What to work on.
Find the lines with the string "Using" and return them.

^^^^^^^^

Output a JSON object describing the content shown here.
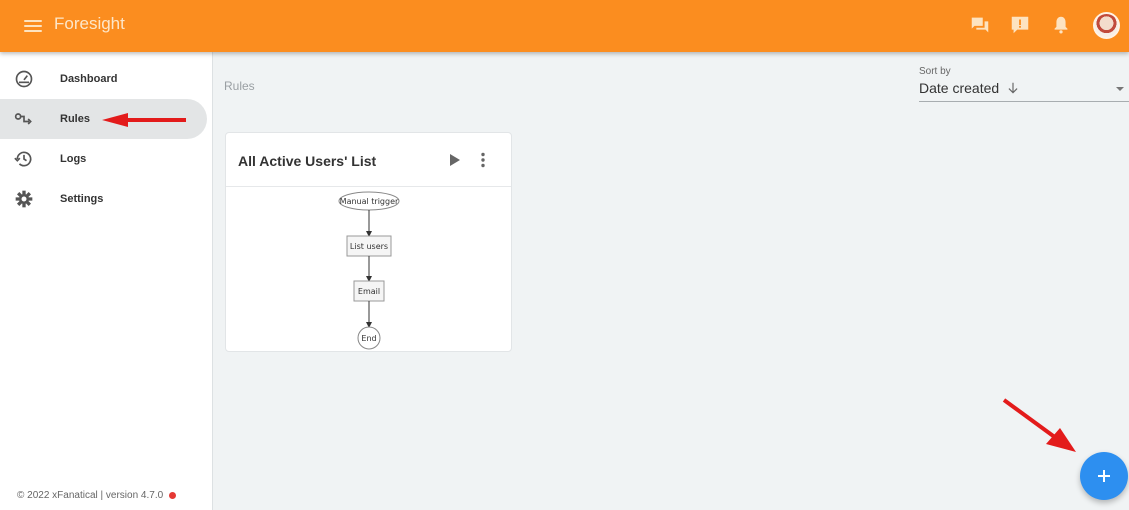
{
  "app": {
    "title": "Foresight",
    "brand_color": "#fb8d1f",
    "header_icons": [
      "feedback-icon",
      "report-icon",
      "notifications-icon",
      "avatar"
    ]
  },
  "sidebar": {
    "items": [
      {
        "label": "Dashboard",
        "icon": "dashboard-gauge-icon",
        "active": false
      },
      {
        "label": "Rules",
        "icon": "rules-icon",
        "active": true
      },
      {
        "label": "Logs",
        "icon": "history-icon",
        "active": false
      },
      {
        "label": "Settings",
        "icon": "gear-icon",
        "active": false
      }
    ],
    "footer": "© 2022 xFanatical | version 4.7.0",
    "status_color": "#e53935"
  },
  "main": {
    "breadcrumb": "Rules",
    "sort": {
      "label": "Sort by",
      "value": "Date created",
      "direction": "descending"
    },
    "cards": [
      {
        "title": "All Active Users' List",
        "flow": [
          "Manual trigger",
          "List users",
          "Email",
          "End"
        ]
      }
    ],
    "fab": {
      "label": "+",
      "color": "#2d8ff0"
    }
  },
  "annotations": {
    "arrow_color": "#e31b1b"
  }
}
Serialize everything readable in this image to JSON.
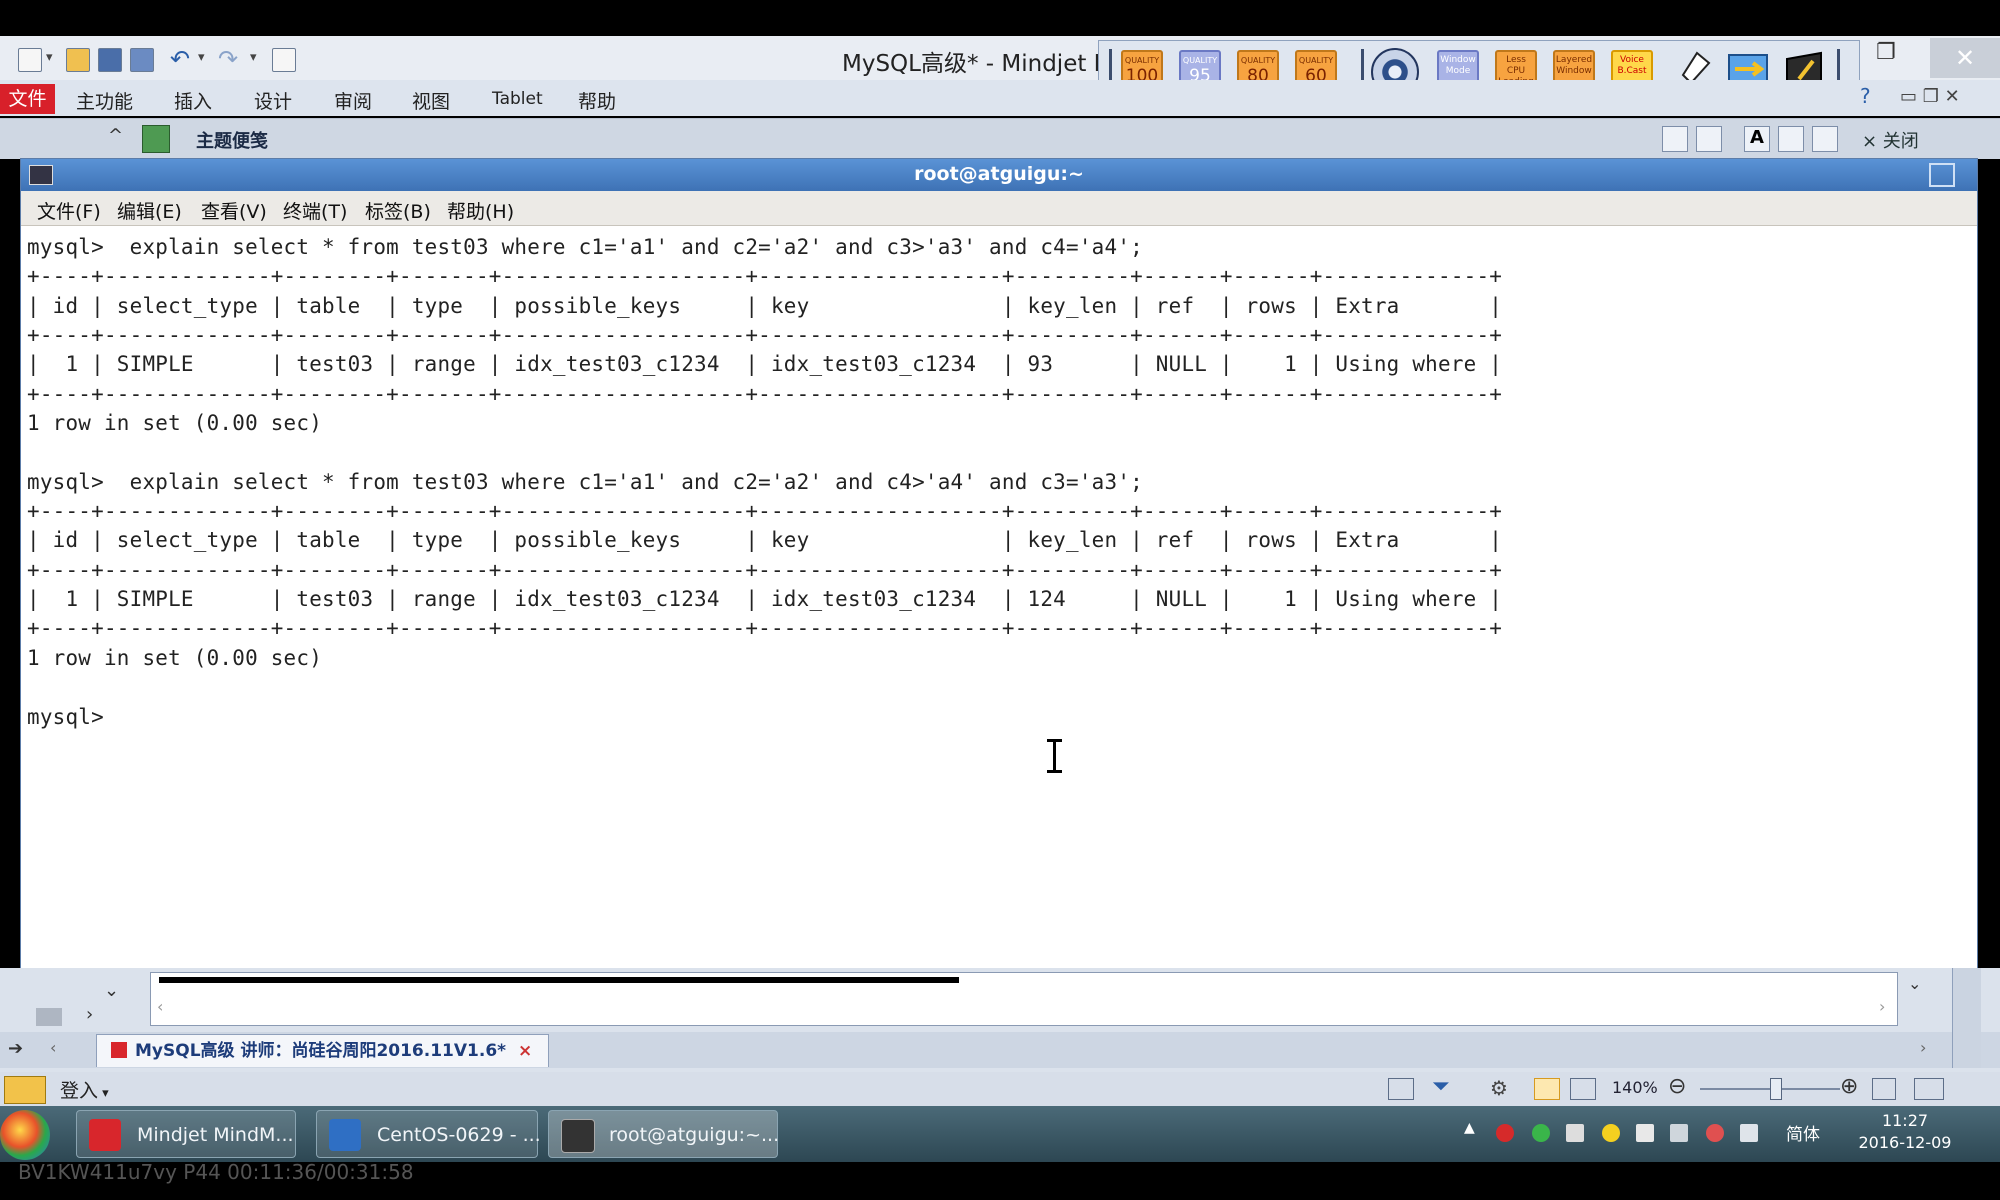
{
  "app_title": "MySQL高级* - Mindjet M",
  "ribbon": {
    "file_tab": "文件",
    "tabs": [
      "主功能",
      "插入",
      "设计",
      "审阅",
      "视图",
      "Tablet",
      "帮助"
    ]
  },
  "quality_toolbar": {
    "buttons": [
      {
        "top": "QUALITY",
        "value": "100"
      },
      {
        "top": "QUALITY",
        "value": "95"
      },
      {
        "top": "QUALITY",
        "value": "80"
      },
      {
        "top": "QUALITY",
        "value": "60"
      }
    ],
    "window_mode": "Window Mode",
    "less_cpu": "Less CPU Loading",
    "layered": "Layered Window",
    "voice": "Voice B.Cast"
  },
  "note_strip": {
    "label": "主题便笺",
    "close_label": "× 关闭"
  },
  "terminal": {
    "title": "root@atguigu:~",
    "menu": [
      "文件(F)",
      "编辑(E)",
      "查看(V)",
      "终端(T)",
      "标签(B)",
      "帮助(H)"
    ],
    "lines": [
      "mysql>  explain select * from test03 where c1='a1' and c2='a2' and c3>'a3' and c4='a4';",
      "+----+-------------+--------+-------+-------------------+-------------------+---------+------+------+-------------+",
      "| id | select_type | table  | type  | possible_keys     | key               | key_len | ref  | rows | Extra       |",
      "+----+-------------+--------+-------+-------------------+-------------------+---------+------+------+-------------+",
      "|  1 | SIMPLE      | test03 | range | idx_test03_c1234  | idx_test03_c1234  | 93      | NULL |    1 | Using where |",
      "+----+-------------+--------+-------+-------------------+-------------------+---------+------+------+-------------+",
      "1 row in set (0.00 sec)",
      "",
      "mysql>  explain select * from test03 where c1='a1' and c2='a2' and c4>'a4' and c3='a3';",
      "+----+-------------+--------+-------+-------------------+-------------------+---------+------+------+-------------+",
      "| id | select_type | table  | type  | possible_keys     | key               | key_len | ref  | rows | Extra       |",
      "+----+-------------+--------+-------+-------------------+-------------------+---------+------+------+-------------+",
      "|  1 | SIMPLE      | test03 | range | idx_test03_c1234  | idx_test03_c1234  | 124     | NULL |    1 | Using where |",
      "+----+-------------+--------+-------+-------------------+-------------------+---------+------+------+-------------+",
      "1 row in set (0.00 sec)",
      "",
      "mysql> "
    ]
  },
  "doc_tab": {
    "label": "MySQL高级 讲师：尚硅谷周阳2016.11V1.6*",
    "close": "×"
  },
  "status_bar": {
    "login": "登入",
    "zoom": "140%"
  },
  "taskbar": {
    "buttons": [
      {
        "label": "Mindjet MindM...",
        "color": "#d8262c"
      },
      {
        "label": "CentOS-0629 - ...",
        "color": "#2f6fc4"
      },
      {
        "label": "root@atguigu:~...",
        "color": "#333333"
      }
    ],
    "ime": "简体",
    "time": "11:27",
    "date": "2016-12-09"
  },
  "watermark": "BV1KW411u7vy P44 00:11:36/00:31:58",
  "colors": {
    "file_tab": "#d8202a",
    "terminal_title": "#3e72b5",
    "taskbar": "#2d4753"
  }
}
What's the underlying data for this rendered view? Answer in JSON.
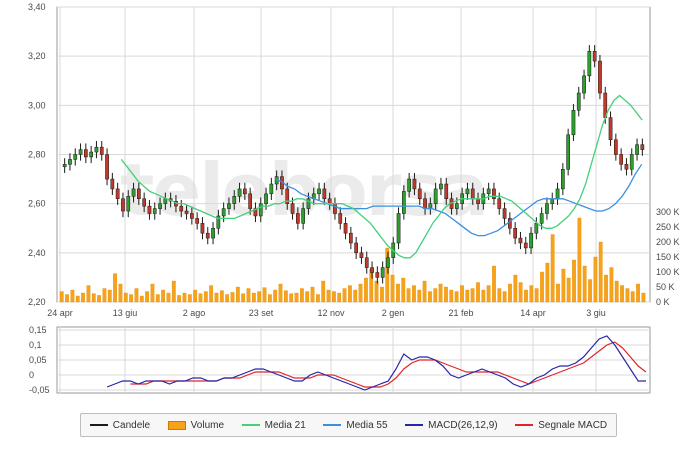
{
  "watermark": "teleborsa",
  "colors": {
    "candle": "#1a1a1a",
    "candle_up": "#2e9e2e",
    "candle_down": "#c0392b",
    "volume": "#f6a21b",
    "ma21": "#45d07a",
    "ma55": "#3c8fe0",
    "macd": "#2727a8",
    "signal": "#e0252a",
    "grid": "#d9d9d9",
    "border": "#9a9a9a"
  },
  "legend": [
    {
      "label": "Candele",
      "icon": "candle-line-icon",
      "color": "#1a1a1a",
      "kind": "line"
    },
    {
      "label": "Volume",
      "icon": "volume-bar-icon",
      "color": "#f6a21b",
      "kind": "box"
    },
    {
      "label": "Media 21",
      "icon": "ma21-line-icon",
      "color": "#45d07a",
      "kind": "line"
    },
    {
      "label": "Media 55",
      "icon": "ma55-line-icon",
      "color": "#3c8fe0",
      "kind": "line"
    },
    {
      "label": "MACD(26,12,9)",
      "icon": "macd-line-icon",
      "color": "#2727a8",
      "kind": "line"
    },
    {
      "label": "Segnale MACD",
      "icon": "signal-line-icon",
      "color": "#e0252a",
      "kind": "line"
    }
  ],
  "chart_data": [
    {
      "type": "candlestick",
      "title": "",
      "x_ticks": [
        "24 apr",
        "13 giu",
        "2 ago",
        "23 set",
        "12 nov",
        "2 gen",
        "21 feb",
        "14 apr",
        "3 giu"
      ],
      "y_ticks": [
        "3,40",
        "3,20",
        "3,00",
        "2,80",
        "2,60",
        "2,40",
        "2,20"
      ],
      "ylim": [
        2.2,
        3.4
      ],
      "grid": true,
      "close_series": [
        2.76,
        2.78,
        2.8,
        2.82,
        2.79,
        2.81,
        2.83,
        2.8,
        2.7,
        2.66,
        2.62,
        2.57,
        2.63,
        2.66,
        2.62,
        2.59,
        2.56,
        2.58,
        2.6,
        2.62,
        2.61,
        2.59,
        2.57,
        2.56,
        2.54,
        2.52,
        2.48,
        2.46,
        2.5,
        2.55,
        2.58,
        2.6,
        2.63,
        2.66,
        2.64,
        2.58,
        2.55,
        2.6,
        2.64,
        2.68,
        2.71,
        2.66,
        2.6,
        2.56,
        2.52,
        2.58,
        2.62,
        2.64,
        2.66,
        2.62,
        2.6,
        2.56,
        2.52,
        2.48,
        2.44,
        2.4,
        2.38,
        2.34,
        2.32,
        2.3,
        2.34,
        2.38,
        2.44,
        2.56,
        2.65,
        2.7,
        2.66,
        2.62,
        2.58,
        2.6,
        2.66,
        2.68,
        2.62,
        2.58,
        2.6,
        2.64,
        2.66,
        2.62,
        2.6,
        2.64,
        2.66,
        2.62,
        2.58,
        2.54,
        2.5,
        2.46,
        2.44,
        2.42,
        2.48,
        2.52,
        2.56,
        2.6,
        2.62,
        2.66,
        2.74,
        2.88,
        2.98,
        3.05,
        3.12,
        3.22,
        3.18,
        3.05,
        2.95,
        2.86,
        2.8,
        2.76,
        2.74,
        2.8,
        2.84,
        2.82
      ],
      "ma21": [
        null,
        null,
        null,
        null,
        null,
        null,
        null,
        null,
        null,
        null,
        2.78,
        2.75,
        2.72,
        2.69,
        2.67,
        2.65,
        2.64,
        2.63,
        2.62,
        2.61,
        2.6,
        2.6,
        2.59,
        2.58,
        2.57,
        2.56,
        2.55,
        2.54,
        2.54,
        2.54,
        2.54,
        2.55,
        2.56,
        2.57,
        2.58,
        2.59,
        2.59,
        2.6,
        2.6,
        2.61,
        2.61,
        2.62,
        2.62,
        2.61,
        2.6,
        2.6,
        2.6,
        2.6,
        2.6,
        2.6,
        2.59,
        2.58,
        2.56,
        2.54,
        2.52,
        2.49,
        2.46,
        2.43,
        2.41,
        2.39,
        2.38,
        2.38,
        2.4,
        2.44,
        2.48,
        2.52,
        2.55,
        2.58,
        2.6,
        2.61,
        2.62,
        2.62,
        2.62,
        2.62,
        2.62,
        2.63,
        2.63,
        2.63,
        2.62,
        2.61,
        2.59,
        2.57,
        2.55,
        2.53,
        2.51,
        2.5,
        2.5,
        2.51,
        2.53,
        2.55,
        2.58,
        2.62,
        2.68,
        2.76,
        2.84,
        2.92,
        2.98,
        3.02,
        3.04,
        3.02,
        3.0,
        2.97,
        2.94
      ],
      "ma55": [
        null,
        null,
        null,
        null,
        null,
        null,
        null,
        null,
        null,
        null,
        null,
        null,
        null,
        null,
        null,
        null,
        null,
        null,
        null,
        null,
        2.7,
        2.69,
        2.67,
        2.66,
        2.64,
        2.63,
        2.62,
        2.61,
        2.6,
        2.59,
        2.58,
        2.58,
        2.58,
        2.58,
        2.58,
        2.59,
        2.59,
        2.59,
        2.59,
        2.59,
        2.59,
        2.59,
        2.59,
        2.58,
        2.58,
        2.57,
        2.56,
        2.54,
        2.52,
        2.5,
        2.48,
        2.47,
        2.47,
        2.48,
        2.49,
        2.51,
        2.53,
        2.55,
        2.57,
        2.59,
        2.61,
        2.62,
        2.62,
        2.62,
        2.62,
        2.61,
        2.6,
        2.59,
        2.58,
        2.57,
        2.57,
        2.58,
        2.6,
        2.63,
        2.67,
        2.72,
        2.76
      ],
      "ma55_start_index": 12
    },
    {
      "type": "bar",
      "title": "",
      "y_ticks": [
        "300 K",
        "250 K",
        "200 K",
        "150 K",
        "100 K",
        "50 K",
        "0 K"
      ],
      "ylim": [
        0,
        300000
      ],
      "volume_k": [
        35,
        25,
        40,
        20,
        30,
        55,
        28,
        22,
        45,
        40,
        95,
        60,
        30,
        25,
        45,
        20,
        35,
        60,
        25,
        40,
        30,
        70,
        22,
        30,
        25,
        40,
        28,
        35,
        55,
        30,
        38,
        25,
        32,
        50,
        28,
        45,
        30,
        35,
        48,
        25,
        40,
        60,
        38,
        28,
        30,
        45,
        35,
        50,
        25,
        70,
        40,
        35,
        30,
        45,
        55,
        40,
        60,
        80,
        110,
        70,
        50,
        180,
        90,
        60,
        80,
        45,
        55,
        40,
        70,
        35,
        45,
        60,
        50,
        40,
        35,
        55,
        40,
        45,
        65,
        40,
        55,
        120,
        45,
        35,
        60,
        90,
        65,
        40,
        55,
        45,
        100,
        130,
        225,
        60,
        110,
        80,
        140,
        280,
        120,
        75,
        150,
        200,
        90,
        115,
        70,
        55,
        45,
        35,
        60,
        30
      ],
      "grid": true
    },
    {
      "type": "line",
      "title": "",
      "y_ticks": [
        "0,15",
        "0,1",
        "0,05",
        "0",
        "-0,05"
      ],
      "ylim": [
        -0.06,
        0.16
      ],
      "series": [
        {
          "name": "MACD(26,12,9)",
          "values": [
            -0.04,
            -0.03,
            -0.02,
            -0.02,
            -0.03,
            -0.02,
            -0.02,
            -0.02,
            -0.03,
            -0.02,
            -0.02,
            -0.01,
            -0.01,
            -0.02,
            -0.02,
            -0.01,
            -0.01,
            0.0,
            0.01,
            0.02,
            0.02,
            0.01,
            0.0,
            -0.01,
            -0.02,
            -0.02,
            0.0,
            0.01,
            0.0,
            -0.01,
            -0.02,
            -0.03,
            -0.04,
            -0.05,
            -0.04,
            -0.03,
            -0.02,
            0.02,
            0.07,
            0.05,
            0.06,
            0.06,
            0.05,
            0.03,
            0.0,
            -0.01,
            0.0,
            0.01,
            0.02,
            0.01,
            0.0,
            -0.01,
            -0.03,
            -0.04,
            -0.03,
            -0.01,
            0.0,
            0.02,
            0.03,
            0.03,
            0.04,
            0.06,
            0.09,
            0.12,
            0.13,
            0.1,
            0.06,
            0.02,
            -0.02,
            -0.02
          ]
        },
        {
          "name": "Segnale MACD",
          "values": [
            null,
            null,
            null,
            -0.03,
            -0.03,
            -0.03,
            -0.02,
            -0.02,
            -0.02,
            -0.02,
            -0.02,
            -0.02,
            -0.02,
            -0.02,
            -0.02,
            -0.01,
            -0.01,
            -0.01,
            0.0,
            0.01,
            0.01,
            0.01,
            0.01,
            0.0,
            -0.01,
            -0.01,
            -0.01,
            0.0,
            0.0,
            0.0,
            -0.01,
            -0.02,
            -0.03,
            -0.04,
            -0.04,
            -0.04,
            -0.03,
            -0.01,
            0.02,
            0.04,
            0.05,
            0.05,
            0.05,
            0.04,
            0.03,
            0.02,
            0.01,
            0.01,
            0.01,
            0.01,
            0.01,
            0.0,
            -0.01,
            -0.02,
            -0.03,
            -0.02,
            -0.01,
            0.0,
            0.01,
            0.02,
            0.03,
            0.04,
            0.06,
            0.08,
            0.1,
            0.11,
            0.09,
            0.06,
            0.03,
            0.01
          ]
        }
      ],
      "grid": true
    }
  ]
}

^^^^^^^^

Response to this exercise.
      "|  1 | SIMPLE      | test03 | range | idx_test03_c1234  | idx_test03_c1234  | 93      | NULL |    1 | Using where |",
      "|  1 | SIMPLE      | test03 | range | idx_test03_c1234  | idx_test03_c1234  | 124     | NULL |    1 | Using where |",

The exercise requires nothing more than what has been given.